» **THE REQUEST**
Read through the records below and copy each line that uses the word "click".

» **INPUT DATA**

↓↓↓

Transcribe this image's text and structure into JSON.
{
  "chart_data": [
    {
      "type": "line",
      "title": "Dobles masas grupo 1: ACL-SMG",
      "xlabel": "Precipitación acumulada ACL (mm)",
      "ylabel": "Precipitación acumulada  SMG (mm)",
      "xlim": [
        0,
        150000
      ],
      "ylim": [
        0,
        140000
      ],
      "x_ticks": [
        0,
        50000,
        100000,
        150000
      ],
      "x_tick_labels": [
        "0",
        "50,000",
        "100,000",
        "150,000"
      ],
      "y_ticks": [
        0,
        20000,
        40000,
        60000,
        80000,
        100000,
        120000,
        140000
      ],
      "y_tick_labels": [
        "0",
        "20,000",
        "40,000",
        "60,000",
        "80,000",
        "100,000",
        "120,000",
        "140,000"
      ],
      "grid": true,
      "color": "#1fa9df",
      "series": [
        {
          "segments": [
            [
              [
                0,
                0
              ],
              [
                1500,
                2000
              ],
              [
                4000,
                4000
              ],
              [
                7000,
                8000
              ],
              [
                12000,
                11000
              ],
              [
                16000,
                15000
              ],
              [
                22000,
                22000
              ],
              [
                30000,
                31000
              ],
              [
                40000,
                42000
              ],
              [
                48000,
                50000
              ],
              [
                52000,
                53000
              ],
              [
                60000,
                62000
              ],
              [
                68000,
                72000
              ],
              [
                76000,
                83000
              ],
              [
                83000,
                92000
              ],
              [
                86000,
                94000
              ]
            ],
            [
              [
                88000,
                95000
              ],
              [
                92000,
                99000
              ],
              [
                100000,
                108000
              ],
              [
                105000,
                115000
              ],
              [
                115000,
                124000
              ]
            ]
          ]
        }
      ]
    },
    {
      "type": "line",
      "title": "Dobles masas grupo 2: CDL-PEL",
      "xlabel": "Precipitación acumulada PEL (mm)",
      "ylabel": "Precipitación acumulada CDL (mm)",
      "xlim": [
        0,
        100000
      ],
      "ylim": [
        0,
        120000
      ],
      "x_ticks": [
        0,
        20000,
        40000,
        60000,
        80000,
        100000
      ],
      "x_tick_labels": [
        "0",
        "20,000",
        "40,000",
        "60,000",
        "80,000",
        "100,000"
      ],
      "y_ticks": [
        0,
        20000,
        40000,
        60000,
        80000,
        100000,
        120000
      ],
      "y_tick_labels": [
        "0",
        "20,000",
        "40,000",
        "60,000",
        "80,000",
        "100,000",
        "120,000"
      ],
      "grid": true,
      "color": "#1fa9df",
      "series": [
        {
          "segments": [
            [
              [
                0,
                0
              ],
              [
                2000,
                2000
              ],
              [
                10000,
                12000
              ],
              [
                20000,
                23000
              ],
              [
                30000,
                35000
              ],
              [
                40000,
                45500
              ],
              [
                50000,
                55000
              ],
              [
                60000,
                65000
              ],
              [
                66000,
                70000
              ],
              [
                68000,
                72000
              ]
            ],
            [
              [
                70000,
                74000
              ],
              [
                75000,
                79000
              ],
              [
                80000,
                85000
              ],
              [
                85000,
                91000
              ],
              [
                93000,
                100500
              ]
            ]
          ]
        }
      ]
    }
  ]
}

↑↑↑
↓↓↓

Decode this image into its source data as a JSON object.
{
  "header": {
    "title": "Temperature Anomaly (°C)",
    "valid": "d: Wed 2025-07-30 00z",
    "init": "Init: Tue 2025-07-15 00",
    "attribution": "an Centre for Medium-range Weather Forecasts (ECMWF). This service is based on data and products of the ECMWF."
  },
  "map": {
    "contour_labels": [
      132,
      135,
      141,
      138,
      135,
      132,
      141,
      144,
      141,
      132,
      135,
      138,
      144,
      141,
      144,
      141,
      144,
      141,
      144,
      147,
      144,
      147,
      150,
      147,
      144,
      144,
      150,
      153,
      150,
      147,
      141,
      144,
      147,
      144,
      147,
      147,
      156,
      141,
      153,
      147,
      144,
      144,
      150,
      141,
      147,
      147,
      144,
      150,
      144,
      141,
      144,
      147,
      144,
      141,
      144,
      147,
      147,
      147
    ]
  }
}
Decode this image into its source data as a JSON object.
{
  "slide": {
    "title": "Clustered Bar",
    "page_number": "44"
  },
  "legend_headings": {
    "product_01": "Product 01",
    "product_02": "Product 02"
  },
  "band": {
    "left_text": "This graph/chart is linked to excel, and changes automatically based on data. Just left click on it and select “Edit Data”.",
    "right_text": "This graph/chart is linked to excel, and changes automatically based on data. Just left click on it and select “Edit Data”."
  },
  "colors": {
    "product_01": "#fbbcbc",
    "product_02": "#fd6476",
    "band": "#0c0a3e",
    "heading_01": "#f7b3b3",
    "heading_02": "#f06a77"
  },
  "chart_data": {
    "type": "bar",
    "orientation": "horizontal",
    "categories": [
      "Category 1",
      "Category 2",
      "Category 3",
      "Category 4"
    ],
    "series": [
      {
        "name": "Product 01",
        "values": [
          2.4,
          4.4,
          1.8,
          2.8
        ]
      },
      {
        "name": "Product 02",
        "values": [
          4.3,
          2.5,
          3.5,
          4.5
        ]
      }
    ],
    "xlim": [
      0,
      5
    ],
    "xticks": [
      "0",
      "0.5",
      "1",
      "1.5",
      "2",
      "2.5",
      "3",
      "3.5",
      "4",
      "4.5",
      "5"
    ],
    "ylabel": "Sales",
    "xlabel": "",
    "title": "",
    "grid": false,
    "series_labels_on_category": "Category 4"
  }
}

↑↑↑

» **TASK RESULT**
    "left_text": "This graph/chart is linked to excel, and changes automatically based on data. Just left click on it and select “Edit Data”.",
    "right_text": "This graph/chart is linked to excel, and changes automatically based on data. Just left click on it and select “Edit Data”."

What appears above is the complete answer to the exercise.